──────── THE INPUT
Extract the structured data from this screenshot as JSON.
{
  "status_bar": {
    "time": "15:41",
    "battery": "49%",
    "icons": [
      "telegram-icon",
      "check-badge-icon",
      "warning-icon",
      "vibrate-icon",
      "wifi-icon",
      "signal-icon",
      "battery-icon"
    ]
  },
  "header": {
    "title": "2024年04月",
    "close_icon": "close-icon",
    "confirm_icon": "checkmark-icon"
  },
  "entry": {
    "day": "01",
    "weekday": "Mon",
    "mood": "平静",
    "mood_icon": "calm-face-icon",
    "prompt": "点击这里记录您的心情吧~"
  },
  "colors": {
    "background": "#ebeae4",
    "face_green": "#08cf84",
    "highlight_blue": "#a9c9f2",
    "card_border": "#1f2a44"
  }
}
────────────────
**JOB**
Transcribe all of the lines in the records precisely.

**SOLVED EXERCISE**
Extract the structured data from this screenshot as JSON.
{
  "status_bar": {
    "time": "15:41",
    "battery": "49%",
    "icons": [
      "telegram-icon",
      "check-badge-icon",
      "warning-icon",
      "vibrate-icon",
      "wifi-icon",
      "signal-icon",
      "battery-icon"
    ]
  },
  "header": {
    "title": "2024年04月",
    "close_icon": "close-icon",
    "confirm_icon": "checkmark-icon"
  },
  "entry": {
    "day": "01",
    "weekday": "Mon",
    "mood": "平静",
    "mood_icon": "calm-face-icon",
    "prompt": "点击这里记录您的心情吧~"
  },
  "colors": {
    "background": "#ebeae4",
    "face_green": "#08cf84",
    "highlight_blue": "#a9c9f2",
    "card_border": "#1f2a44"
  }
}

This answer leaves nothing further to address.